DESCRIPTION OF THE TASK:
Copy each line of the entries beneath that contains the word "FOBオスロ".

********

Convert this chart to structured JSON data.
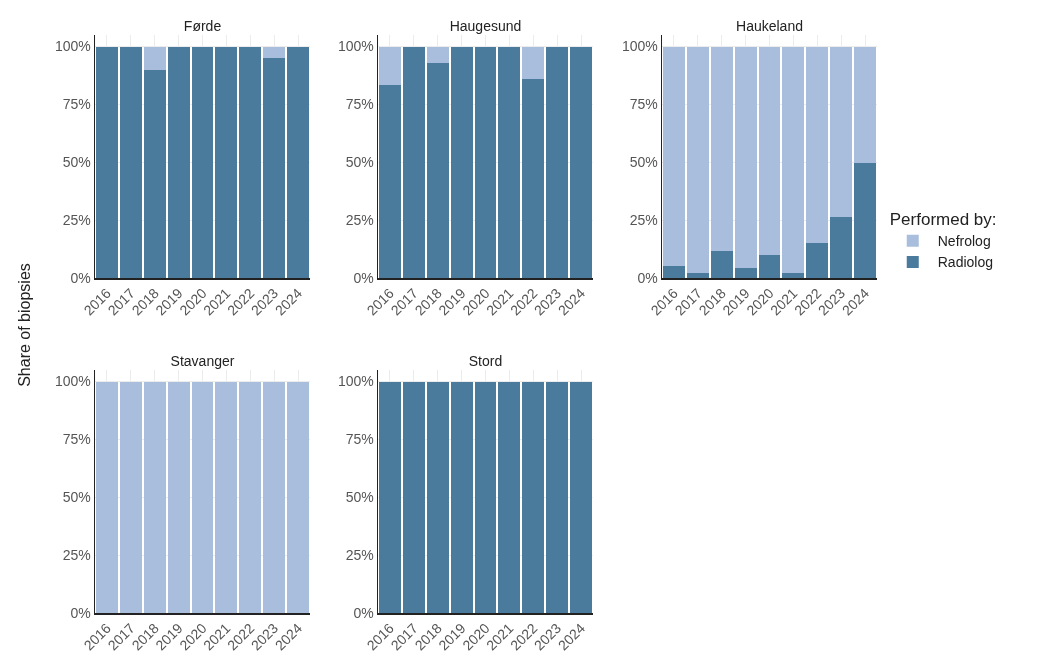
{
  "chart_data": [
    {
      "type": "bar",
      "title": "Førde",
      "ylabel": "Share of biopsies",
      "categories": [
        "2016",
        "2017",
        "2018",
        "2019",
        "2020",
        "2021",
        "2022",
        "2023",
        "2024"
      ],
      "stacked": true,
      "grid": true,
      "ylim": [
        0,
        105
      ],
      "yticks": [
        {
          "value": 0,
          "label": "0%"
        },
        {
          "value": 25,
          "label": "25%"
        },
        {
          "value": 50,
          "label": "50%"
        },
        {
          "value": 75,
          "label": "75%"
        },
        {
          "value": 100,
          "label": "100%"
        }
      ],
      "series": [
        {
          "color": "#4a7a9c",
          "values": [
            100,
            100,
            90,
            100,
            100,
            100,
            100,
            95,
            100
          ]
        },
        {
          "color": "#a9bedd",
          "values": [
            0,
            0,
            10,
            0,
            0,
            0,
            0,
            5,
            0
          ]
        }
      ]
    },
    {
      "type": "bar",
      "title": "Haugesund",
      "categories": [
        "2016",
        "2017",
        "2018",
        "2019",
        "2020",
        "2021",
        "2022",
        "2023",
        "2024"
      ],
      "stacked": true,
      "grid": true,
      "ylim": [
        0,
        105
      ],
      "yticks": [
        {
          "value": 0,
          "label": "0%"
        },
        {
          "value": 25,
          "label": "25%"
        },
        {
          "value": 50,
          "label": "50%"
        },
        {
          "value": 75,
          "label": "75%"
        },
        {
          "value": 100,
          "label": "100%"
        }
      ],
      "series": [
        {
          "color": "#4a7a9c",
          "values": [
            83.5,
            100,
            93,
            100,
            100,
            100,
            86,
            100,
            100
          ]
        },
        {
          "color": "#a9bedd",
          "values": [
            16.5,
            0,
            7,
            0,
            0,
            0,
            14,
            0,
            0
          ]
        }
      ]
    },
    {
      "type": "bar",
      "title": "Haukeland",
      "legend_title": "Performed by:",
      "categories": [
        "2016",
        "2017",
        "2018",
        "2019",
        "2020",
        "2021",
        "2022",
        "2023",
        "2024"
      ],
      "stacked": true,
      "grid": true,
      "legend": "right",
      "ylim": [
        0,
        105
      ],
      "yticks": [
        {
          "value": 0,
          "label": "0%"
        },
        {
          "value": 25,
          "label": "25%"
        },
        {
          "value": 50,
          "label": "50%"
        },
        {
          "value": 75,
          "label": "75%"
        },
        {
          "value": 100,
          "label": "100%"
        }
      ],
      "series": [
        {
          "name": "Radiolog",
          "color": "#4a7a9c",
          "values": [
            5,
            2,
            11.5,
            4.5,
            10,
            2,
            15,
            26.5,
            49.5
          ]
        },
        {
          "name": "Nefrolog",
          "color": "#a9bedd",
          "values": [
            95,
            98,
            88.5,
            95.5,
            90,
            98,
            85,
            73.5,
            50.5
          ]
        }
      ]
    },
    {
      "type": "bar",
      "title": "Stavanger",
      "categories": [
        "2016",
        "2017",
        "2018",
        "2019",
        "2020",
        "2021",
        "2022",
        "2023",
        "2024"
      ],
      "stacked": true,
      "grid": true,
      "ylim": [
        0,
        105
      ],
      "yticks": [
        {
          "value": 0,
          "label": "0%"
        },
        {
          "value": 25,
          "label": "25%"
        },
        {
          "value": 50,
          "label": "50%"
        },
        {
          "value": 75,
          "label": "75%"
        },
        {
          "value": 100,
          "label": "100%"
        }
      ],
      "series": [
        {
          "color": "#4a7a9c",
          "values": [
            0,
            0,
            0,
            0,
            0,
            0,
            0,
            0,
            0
          ]
        },
        {
          "color": "#a9bedd",
          "values": [
            100,
            100,
            100,
            100,
            100,
            100,
            100,
            100,
            100
          ]
        }
      ]
    },
    {
      "type": "bar",
      "title": "Stord",
      "categories": [
        "2016",
        "2017",
        "2018",
        "2019",
        "2020",
        "2021",
        "2022",
        "2023",
        "2024"
      ],
      "stacked": true,
      "grid": true,
      "ylim": [
        0,
        105
      ],
      "yticks": [
        {
          "value": 0,
          "label": "0%"
        },
        {
          "value": 25,
          "label": "25%"
        },
        {
          "value": 50,
          "label": "50%"
        },
        {
          "value": 75,
          "label": "75%"
        },
        {
          "value": 100,
          "label": "100%"
        }
      ],
      "series": [
        {
          "color": "#4a7a9c",
          "values": [
            100,
            100,
            100,
            100,
            100,
            100,
            100,
            100,
            100
          ]
        },
        {
          "color": "#a9bedd",
          "values": [
            0,
            0,
            0,
            0,
            0,
            0,
            0,
            0,
            0
          ]
        }
      ]
    }
  ]
}
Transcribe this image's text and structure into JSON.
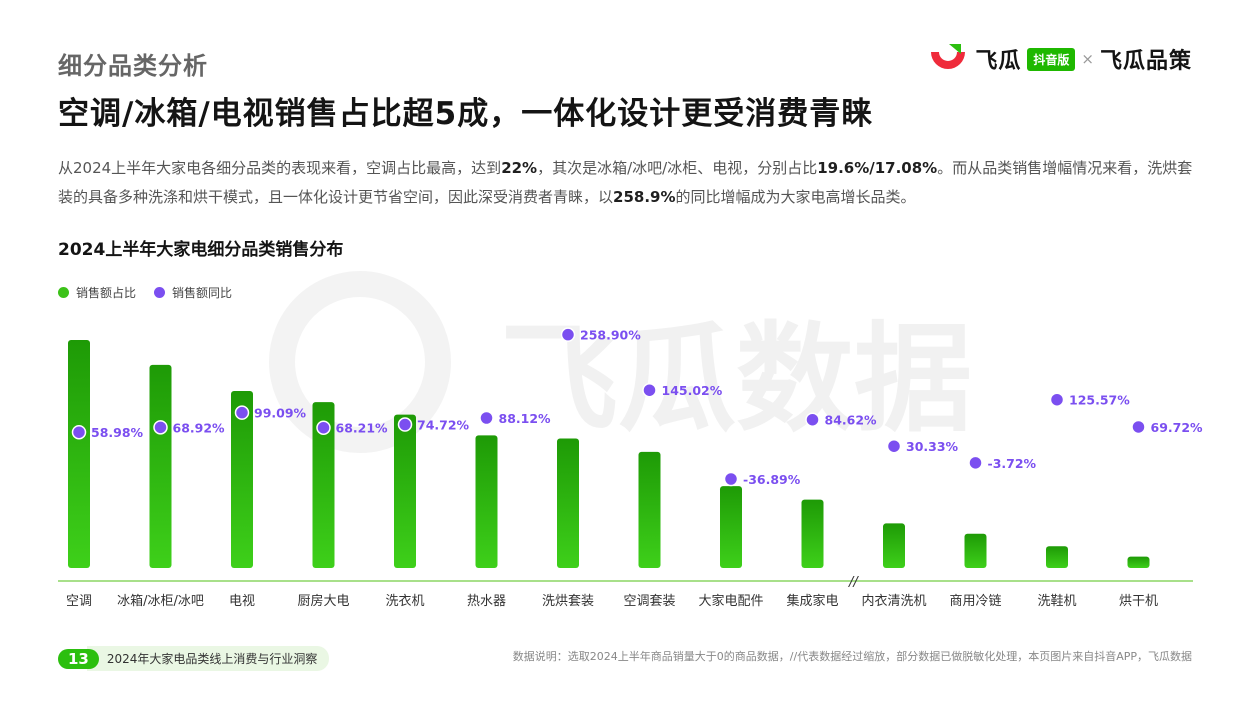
{
  "header": {
    "section_title": "细分品类分析",
    "headline": "空调/冰箱/电视销售占比超5成，一体化设计更受消费青睐",
    "logo_text_1": "飞瓜",
    "logo_badge": "抖音版",
    "logo_x": "×",
    "logo_text_2": "飞瓜品策"
  },
  "description": {
    "line1_a": "从2024上半年大家电各细分品类的表现来看，空调占比最高，达到",
    "line1_b": "22%",
    "line1_c": "，其次是冰箱/冰吧/冰柜、电视，分别占比",
    "line1_d": "19.6%/17.08%",
    "line1_e": "。而从品类销售增幅情况来看，洗烘套装的具备多种洗涤和烘干模式，且一体化设计更节省空间，因此深受消费者青睐，以",
    "line1_f": "258.9%",
    "line1_g": "的同比增幅成为大家电高增长品类。"
  },
  "chart_data": {
    "type": "bar",
    "title": "2024上半年大家电细分品类销售分布",
    "legend": [
      "销售额占比",
      "销售额同比"
    ],
    "legend_position": "top-left",
    "categories": [
      "空调",
      "冰箱/冰柜/冰吧",
      "电视",
      "厨房大电",
      "洗衣机",
      "热水器",
      "洗烘套装",
      "空调套装",
      "大家电配件",
      "集成家电",
      "内衣清洗机",
      "商用冷链",
      "洗鞋机",
      "烘干机"
    ],
    "series": [
      {
        "name": "销售额占比",
        "values": [
          22,
          19.6,
          17.08,
          16.0,
          14.8,
          12.8,
          12.5,
          11.2,
          7.9,
          6.6,
          4.3,
          3.3,
          2.1,
          1.1
        ],
        "color": "#21a30a",
        "note_scaled": true
      },
      {
        "name": "销售额同比",
        "values": [
          58.98,
          68.92,
          99.09,
          68.21,
          74.72,
          88.12,
          258.9,
          145.02,
          -36.89,
          84.62,
          30.33,
          -3.72,
          125.57,
          69.72
        ],
        "labels": [
          "58.98%",
          "68.92%",
          "99.09%",
          "68.21%",
          "74.72%",
          "88.12%",
          "258.90%",
          "145.02%",
          "-36.89%",
          "84.62%",
          "30.33%",
          "-3.72%",
          "125.57%",
          "69.72%"
        ],
        "color": "#7b4ff0"
      }
    ],
    "axis_break_mark": "//",
    "grid": false
  },
  "watermark": "飞瓜数据",
  "footer": {
    "page_number": "13",
    "report_title": "2024年大家电品类线上消费与行业洞察",
    "note": "数据说明：选取2024上半年商品销量大于0的商品数据，//代表数据经过缩放，部分数据已做脱敏化处理，本页图片来自抖音APP，飞瓜数据"
  },
  "colors": {
    "bar_green": "#21a30a",
    "yoy_purple": "#7b4ff0",
    "baseline": "#a8e08a"
  }
}
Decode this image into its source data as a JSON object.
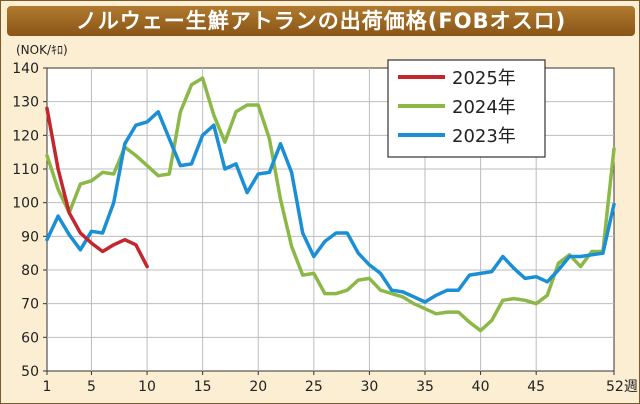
{
  "title": "ノルウェー生鮮アトランの出荷価格(FOBオスロ)",
  "chart_data": {
    "type": "line",
    "title": "ノルウェー生鮮アトランの出荷価格(FOBオスロ)",
    "ylabel": "(NOK/ｷﾛ)",
    "xlabel": "",
    "x_tick_labels": [
      "1",
      "5",
      "10",
      "15",
      "20",
      "25",
      "30",
      "35",
      "40",
      "45",
      "52週"
    ],
    "x_tick_values": [
      1,
      5,
      10,
      15,
      20,
      25,
      30,
      35,
      40,
      45,
      52
    ],
    "xlim": [
      1,
      52
    ],
    "ylim": [
      50,
      140
    ],
    "y_ticks": [
      50,
      60,
      70,
      80,
      90,
      100,
      110,
      120,
      130,
      140
    ],
    "grid": true,
    "legend_position": "top-right",
    "colors": {
      "2025": "#c4262e",
      "2024": "#8cb848",
      "2023": "#1a8fd6"
    },
    "series": [
      {
        "name": "2025年",
        "key": "2025",
        "x": [
          1,
          2,
          3,
          4,
          5,
          6,
          7,
          8,
          9,
          10
        ],
        "values": [
          128,
          110,
          97,
          91,
          88,
          85.5,
          87.5,
          89,
          87.5,
          81
        ]
      },
      {
        "name": "2024年",
        "key": "2024",
        "x": [
          1,
          2,
          3,
          4,
          5,
          6,
          7,
          8,
          9,
          10,
          11,
          12,
          13,
          14,
          15,
          16,
          17,
          18,
          19,
          20,
          21,
          22,
          23,
          24,
          25,
          26,
          27,
          28,
          29,
          30,
          31,
          32,
          33,
          34,
          35,
          36,
          37,
          38,
          39,
          40,
          41,
          42,
          43,
          44,
          45,
          46,
          47,
          48,
          49,
          50,
          51,
          52
        ],
        "values": [
          114,
          104,
          97,
          105.5,
          106.5,
          109,
          108.5,
          116.5,
          114,
          111,
          108,
          108.5,
          127,
          135,
          137,
          126,
          118,
          127,
          129,
          129,
          119,
          101,
          87,
          78.5,
          79,
          73,
          73,
          74,
          77,
          77.5,
          74,
          73,
          72,
          70,
          68.5,
          67,
          67.5,
          67.5,
          64.5,
          62,
          65,
          71,
          71.5,
          71,
          70,
          72.5,
          82,
          84.5,
          81,
          85.5,
          85.5,
          116
        ]
      },
      {
        "name": "2023年",
        "key": "2023",
        "x": [
          1,
          2,
          3,
          4,
          5,
          6,
          7,
          8,
          9,
          10,
          11,
          12,
          13,
          14,
          15,
          16,
          17,
          18,
          19,
          20,
          21,
          22,
          23,
          24,
          25,
          26,
          27,
          28,
          29,
          30,
          31,
          32,
          33,
          34,
          35,
          36,
          37,
          38,
          39,
          40,
          41,
          42,
          43,
          44,
          45,
          46,
          47,
          48,
          49,
          50,
          51,
          52
        ],
        "values": [
          89,
          96,
          90.5,
          86,
          91.5,
          91,
          100,
          117.5,
          123,
          124,
          127,
          119,
          111,
          111.5,
          120,
          123,
          110,
          111.5,
          103,
          108.5,
          109,
          117.5,
          109,
          91,
          84,
          88.5,
          91,
          91,
          85,
          81.5,
          79,
          74,
          73.5,
          72,
          70.5,
          72.5,
          74,
          74,
          78.5,
          79,
          79.5,
          84,
          80.5,
          77.5,
          78,
          76.5,
          80,
          84,
          84,
          84.5,
          85,
          99.5
        ]
      }
    ]
  }
}
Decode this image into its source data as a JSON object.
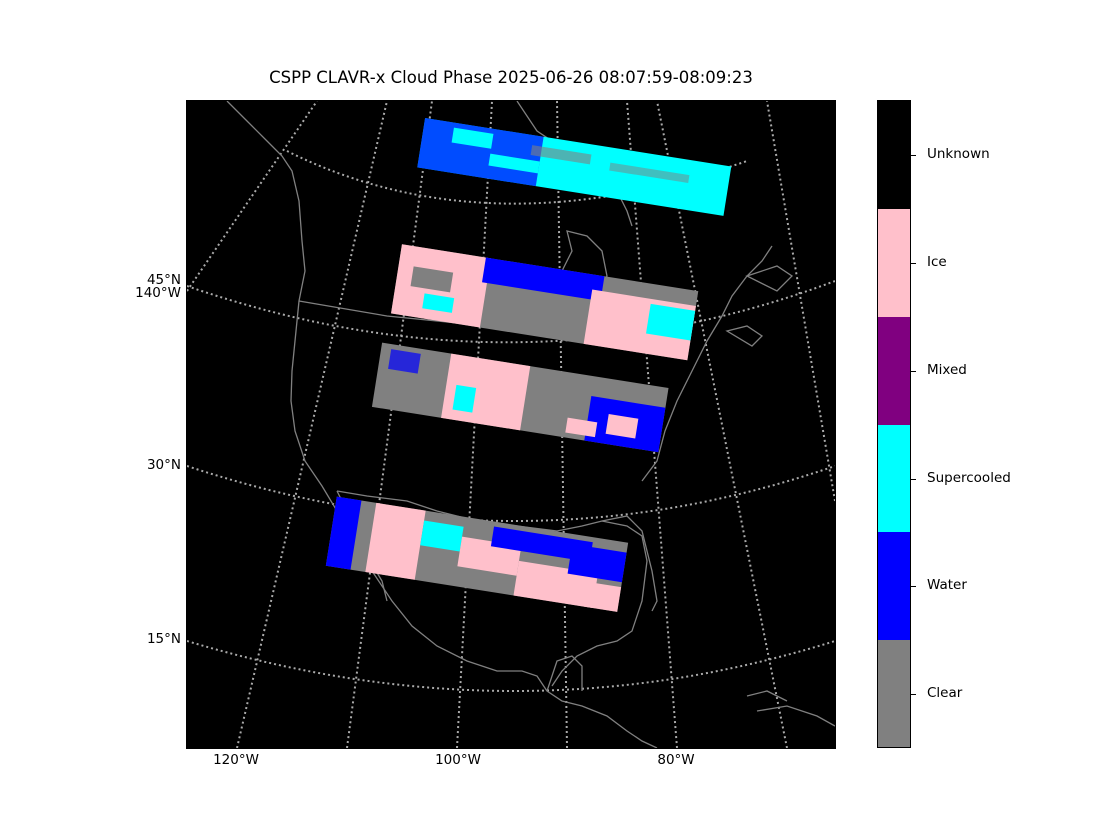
{
  "title": "CSPP CLAVR-x Cloud Phase 2025-06-26 08:07:59-08:09:23",
  "lat_labels": [
    {
      "text": "45°N",
      "lat": 45
    },
    {
      "text": "140°W",
      "lat": 45
    },
    {
      "text": "30°N",
      "lat": 30
    },
    {
      "text": "15°N",
      "lat": 15
    }
  ],
  "lon_labels": [
    "120°W",
    "100°W",
    "80°W"
  ],
  "colorbar": {
    "classes": [
      {
        "label": "Unknown",
        "color": "#000000"
      },
      {
        "label": "Ice",
        "color": "#ffc0cb"
      },
      {
        "label": "Mixed",
        "color": "#800080"
      },
      {
        "label": "Supercooled",
        "color": "#00ffff"
      },
      {
        "label": "Water",
        "color": "#0000ff"
      },
      {
        "label": "Clear",
        "color": "#808080"
      }
    ]
  },
  "colors": {
    "background": "#000000",
    "coastline": "#808080",
    "gridline": "#aaaaaa"
  }
}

********

RESPONSE:
  "title": "ノルウェー生鮮アトランの出荷価格(FOBオスロ)",
    "title": "ノルウェー生鮮アトランの出荷価格(FOBオスロ)",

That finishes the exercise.